*The task:*
Copy each line below exactly and leave the pictures out.

*Material shown:*
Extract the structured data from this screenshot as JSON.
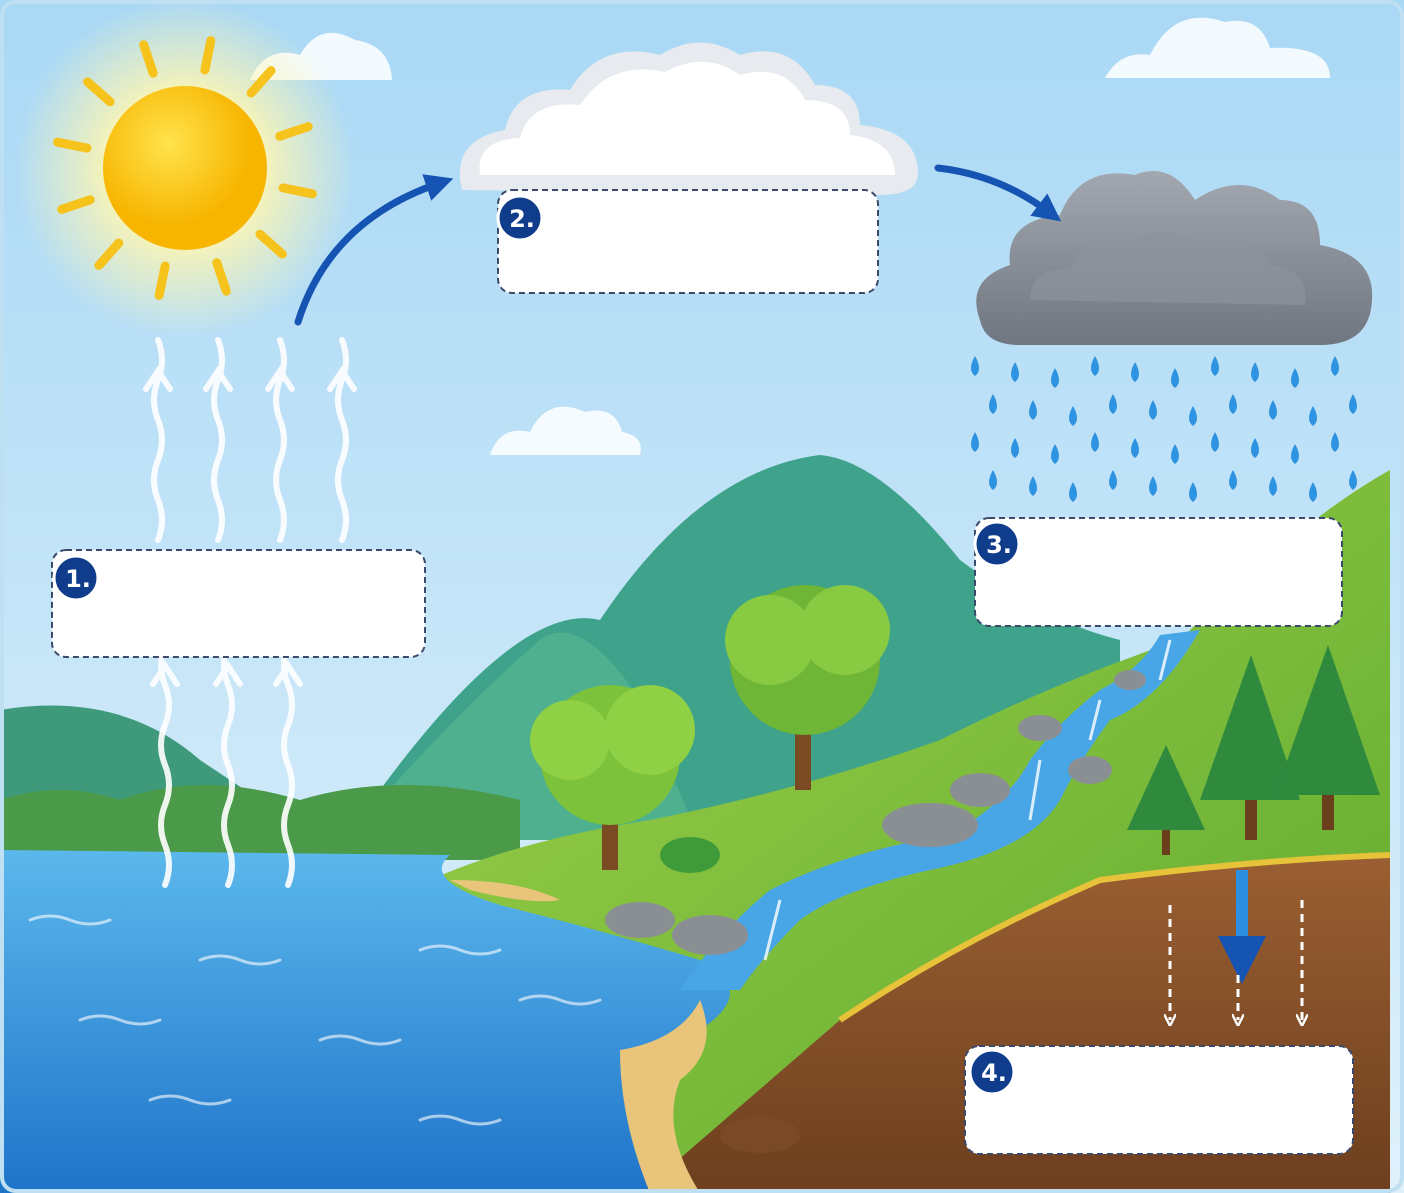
{
  "steps": [
    {
      "number": "1."
    },
    {
      "number": "2."
    },
    {
      "number": "3."
    },
    {
      "number": "4."
    }
  ]
}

*Exercise response:*
Extract the structured data from this screenshot as JSON.
{
  "steps": [
    {
      "number": "1."
    },
    {
      "number": "2."
    },
    {
      "number": "3."
    },
    {
      "number": "4."
    }
  ]
}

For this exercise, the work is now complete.